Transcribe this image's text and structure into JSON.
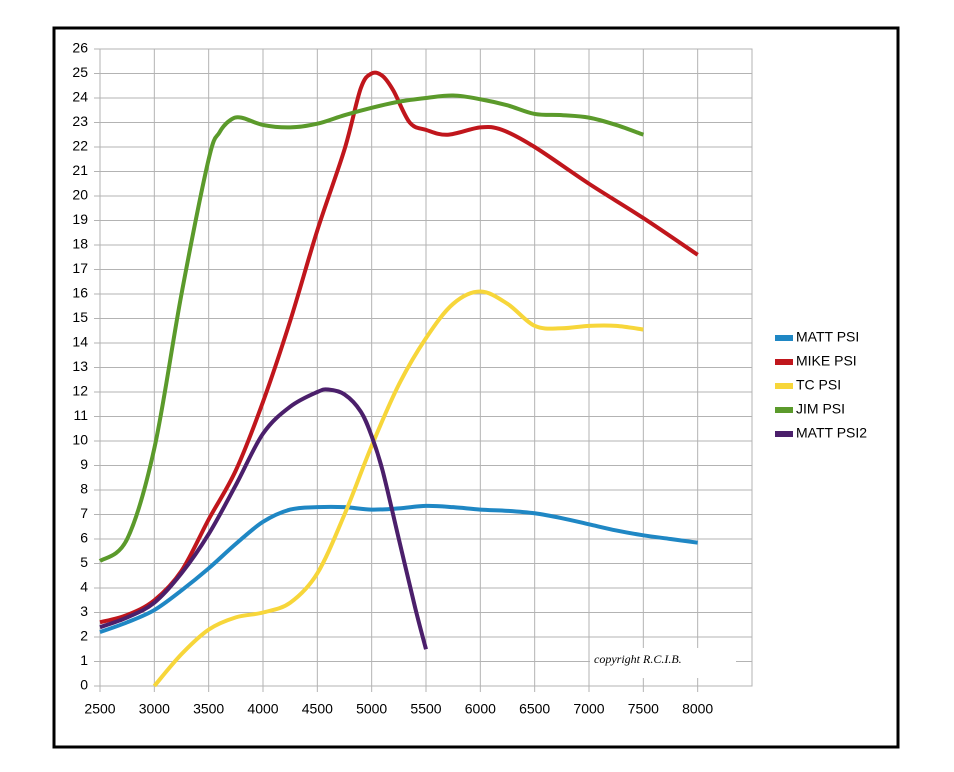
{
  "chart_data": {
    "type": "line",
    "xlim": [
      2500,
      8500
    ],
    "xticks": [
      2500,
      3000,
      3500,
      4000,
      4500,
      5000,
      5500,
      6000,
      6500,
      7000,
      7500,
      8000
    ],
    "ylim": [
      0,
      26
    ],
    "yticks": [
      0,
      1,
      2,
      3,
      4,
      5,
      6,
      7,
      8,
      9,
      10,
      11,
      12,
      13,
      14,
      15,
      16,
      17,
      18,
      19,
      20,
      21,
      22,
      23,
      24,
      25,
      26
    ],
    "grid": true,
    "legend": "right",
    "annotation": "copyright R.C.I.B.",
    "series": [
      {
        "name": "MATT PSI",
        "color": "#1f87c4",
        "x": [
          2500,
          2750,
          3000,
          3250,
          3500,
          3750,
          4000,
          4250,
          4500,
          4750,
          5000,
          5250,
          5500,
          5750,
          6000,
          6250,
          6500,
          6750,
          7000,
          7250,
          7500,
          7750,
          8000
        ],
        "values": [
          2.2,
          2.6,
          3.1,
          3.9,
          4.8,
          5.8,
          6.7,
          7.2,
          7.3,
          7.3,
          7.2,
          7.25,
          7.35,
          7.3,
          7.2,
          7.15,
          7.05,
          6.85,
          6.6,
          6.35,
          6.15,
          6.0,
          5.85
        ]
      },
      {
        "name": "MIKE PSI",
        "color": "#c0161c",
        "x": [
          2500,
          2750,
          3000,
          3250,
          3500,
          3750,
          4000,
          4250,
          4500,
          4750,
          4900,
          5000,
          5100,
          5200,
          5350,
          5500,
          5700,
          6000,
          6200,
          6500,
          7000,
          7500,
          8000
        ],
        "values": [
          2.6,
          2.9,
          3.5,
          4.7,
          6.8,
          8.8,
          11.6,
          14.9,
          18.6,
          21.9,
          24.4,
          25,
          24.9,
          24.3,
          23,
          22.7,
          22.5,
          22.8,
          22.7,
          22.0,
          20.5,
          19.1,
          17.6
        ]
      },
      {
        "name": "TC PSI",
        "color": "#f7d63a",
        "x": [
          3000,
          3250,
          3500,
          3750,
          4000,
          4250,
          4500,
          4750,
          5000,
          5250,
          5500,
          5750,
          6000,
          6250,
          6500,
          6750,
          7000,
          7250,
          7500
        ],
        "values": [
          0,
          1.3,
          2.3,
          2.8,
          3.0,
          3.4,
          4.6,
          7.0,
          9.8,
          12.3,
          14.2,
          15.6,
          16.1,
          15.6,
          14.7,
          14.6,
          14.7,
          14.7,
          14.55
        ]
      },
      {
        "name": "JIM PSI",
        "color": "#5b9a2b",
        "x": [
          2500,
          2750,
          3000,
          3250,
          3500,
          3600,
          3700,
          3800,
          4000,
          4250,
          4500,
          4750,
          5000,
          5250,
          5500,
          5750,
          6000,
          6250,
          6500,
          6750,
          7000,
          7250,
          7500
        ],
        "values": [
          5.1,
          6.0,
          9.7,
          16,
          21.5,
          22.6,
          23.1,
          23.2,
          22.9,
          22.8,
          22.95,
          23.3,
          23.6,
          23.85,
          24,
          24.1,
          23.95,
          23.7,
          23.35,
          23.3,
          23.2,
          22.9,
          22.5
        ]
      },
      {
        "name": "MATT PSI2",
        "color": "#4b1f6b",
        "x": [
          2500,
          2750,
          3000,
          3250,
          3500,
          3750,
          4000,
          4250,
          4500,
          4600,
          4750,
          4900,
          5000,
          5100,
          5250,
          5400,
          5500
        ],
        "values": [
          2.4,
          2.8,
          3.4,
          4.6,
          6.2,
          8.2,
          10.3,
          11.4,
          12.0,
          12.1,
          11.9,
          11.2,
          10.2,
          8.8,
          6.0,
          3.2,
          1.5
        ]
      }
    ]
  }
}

━━━━━━━━━━

Set problem
Check each line in the records for the word "color" and say how many have it, with nothing else.

Response
5